[Extracted records]
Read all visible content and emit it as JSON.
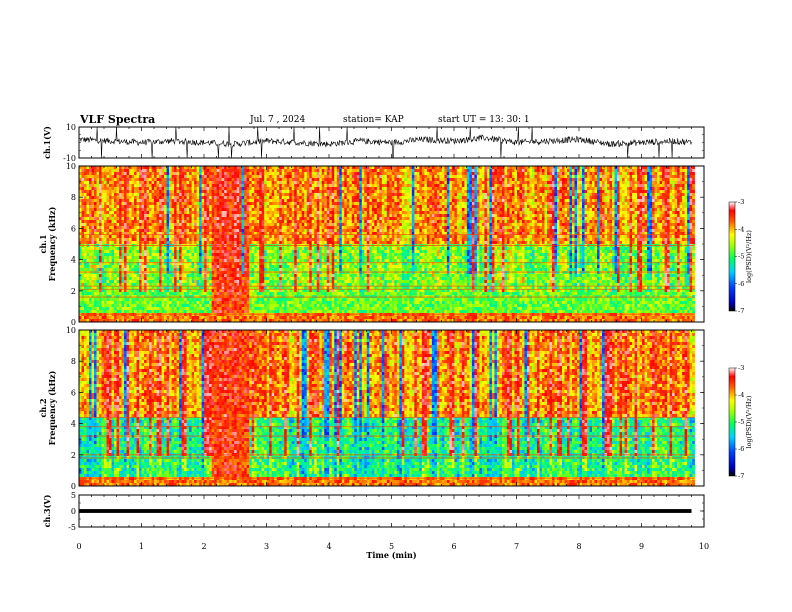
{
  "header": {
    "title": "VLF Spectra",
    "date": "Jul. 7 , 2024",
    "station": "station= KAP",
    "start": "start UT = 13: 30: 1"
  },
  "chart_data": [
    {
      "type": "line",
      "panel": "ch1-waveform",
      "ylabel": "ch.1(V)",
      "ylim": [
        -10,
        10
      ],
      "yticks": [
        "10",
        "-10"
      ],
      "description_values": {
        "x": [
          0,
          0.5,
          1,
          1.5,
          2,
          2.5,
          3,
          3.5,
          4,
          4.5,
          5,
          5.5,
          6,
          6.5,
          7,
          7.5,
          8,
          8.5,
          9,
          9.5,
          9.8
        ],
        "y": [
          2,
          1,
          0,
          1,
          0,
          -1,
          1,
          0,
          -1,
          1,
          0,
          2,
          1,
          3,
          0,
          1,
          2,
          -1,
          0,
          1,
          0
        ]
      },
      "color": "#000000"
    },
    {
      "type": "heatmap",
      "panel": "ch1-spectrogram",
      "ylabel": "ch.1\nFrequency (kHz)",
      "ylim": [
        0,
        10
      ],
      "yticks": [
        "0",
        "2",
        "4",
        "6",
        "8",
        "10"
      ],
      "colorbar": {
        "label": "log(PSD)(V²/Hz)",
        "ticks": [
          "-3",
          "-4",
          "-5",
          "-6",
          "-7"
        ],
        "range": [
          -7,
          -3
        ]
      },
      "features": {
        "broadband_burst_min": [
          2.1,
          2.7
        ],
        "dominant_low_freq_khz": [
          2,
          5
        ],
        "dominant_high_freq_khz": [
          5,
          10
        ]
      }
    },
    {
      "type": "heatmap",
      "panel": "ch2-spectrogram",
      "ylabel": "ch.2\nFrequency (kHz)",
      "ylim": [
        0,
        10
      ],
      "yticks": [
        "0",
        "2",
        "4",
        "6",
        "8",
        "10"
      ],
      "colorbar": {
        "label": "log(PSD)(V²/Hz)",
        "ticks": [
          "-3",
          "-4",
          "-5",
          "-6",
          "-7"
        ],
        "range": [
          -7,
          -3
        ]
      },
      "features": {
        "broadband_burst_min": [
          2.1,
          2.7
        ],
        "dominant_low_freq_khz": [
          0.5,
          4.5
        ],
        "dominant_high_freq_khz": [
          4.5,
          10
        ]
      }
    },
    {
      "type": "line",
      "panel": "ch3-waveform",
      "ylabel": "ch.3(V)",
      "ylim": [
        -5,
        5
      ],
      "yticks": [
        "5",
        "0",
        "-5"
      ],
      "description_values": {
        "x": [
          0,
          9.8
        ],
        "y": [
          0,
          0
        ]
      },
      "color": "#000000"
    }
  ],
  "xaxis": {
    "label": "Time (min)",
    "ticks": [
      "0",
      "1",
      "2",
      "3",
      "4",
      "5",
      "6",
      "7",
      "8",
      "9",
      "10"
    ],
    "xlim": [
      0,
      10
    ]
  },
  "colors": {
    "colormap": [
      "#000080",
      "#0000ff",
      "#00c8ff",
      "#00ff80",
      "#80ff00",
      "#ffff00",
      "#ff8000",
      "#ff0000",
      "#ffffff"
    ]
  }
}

SHORT EXERCISE. Replicate the material above verbatim; images stay out of the copy.

RESULT FOR THIS EXERCISE.
Read all visible content and emit it as JSON.
{
  "header": {
    "title": "VLF Spectra",
    "date": "Jul. 7 , 2024",
    "station": "station= KAP",
    "start": "start UT = 13: 30: 1"
  },
  "chart_data": [
    {
      "type": "line",
      "panel": "ch1-waveform",
      "ylabel": "ch.1(V)",
      "ylim": [
        -10,
        10
      ],
      "yticks": [
        "10",
        "-10"
      ],
      "description_values": {
        "x": [
          0,
          0.5,
          1,
          1.5,
          2,
          2.5,
          3,
          3.5,
          4,
          4.5,
          5,
          5.5,
          6,
          6.5,
          7,
          7.5,
          8,
          8.5,
          9,
          9.5,
          9.8
        ],
        "y": [
          2,
          1,
          0,
          1,
          0,
          -1,
          1,
          0,
          -1,
          1,
          0,
          2,
          1,
          3,
          0,
          1,
          2,
          -1,
          0,
          1,
          0
        ]
      },
      "color": "#000000"
    },
    {
      "type": "heatmap",
      "panel": "ch1-spectrogram",
      "ylabel": "ch.1\nFrequency (kHz)",
      "ylim": [
        0,
        10
      ],
      "yticks": [
        "0",
        "2",
        "4",
        "6",
        "8",
        "10"
      ],
      "colorbar": {
        "label": "log(PSD)(V²/Hz)",
        "ticks": [
          "-3",
          "-4",
          "-5",
          "-6",
          "-7"
        ],
        "range": [
          -7,
          -3
        ]
      },
      "features": {
        "broadband_burst_min": [
          2.1,
          2.7
        ],
        "dominant_low_freq_khz": [
          2,
          5
        ],
        "dominant_high_freq_khz": [
          5,
          10
        ]
      }
    },
    {
      "type": "heatmap",
      "panel": "ch2-spectrogram",
      "ylabel": "ch.2\nFrequency (kHz)",
      "ylim": [
        0,
        10
      ],
      "yticks": [
        "0",
        "2",
        "4",
        "6",
        "8",
        "10"
      ],
      "colorbar": {
        "label": "log(PSD)(V²/Hz)",
        "ticks": [
          "-3",
          "-4",
          "-5",
          "-6",
          "-7"
        ],
        "range": [
          -7,
          -3
        ]
      },
      "features": {
        "broadband_burst_min": [
          2.1,
          2.7
        ],
        "dominant_low_freq_khz": [
          0.5,
          4.5
        ],
        "dominant_high_freq_khz": [
          4.5,
          10
        ]
      }
    },
    {
      "type": "line",
      "panel": "ch3-waveform",
      "ylabel": "ch.3(V)",
      "ylim": [
        -5,
        5
      ],
      "yticks": [
        "5",
        "0",
        "-5"
      ],
      "description_values": {
        "x": [
          0,
          9.8
        ],
        "y": [
          0,
          0
        ]
      },
      "color": "#000000"
    }
  ],
  "xaxis": {
    "label": "Time (min)",
    "ticks": [
      "0",
      "1",
      "2",
      "3",
      "4",
      "5",
      "6",
      "7",
      "8",
      "9",
      "10"
    ],
    "xlim": [
      0,
      10
    ]
  },
  "colors": {
    "colormap": [
      "#000080",
      "#0000ff",
      "#00c8ff",
      "#00ff80",
      "#80ff00",
      "#ffff00",
      "#ff8000",
      "#ff0000",
      "#ffffff"
    ]
  }
}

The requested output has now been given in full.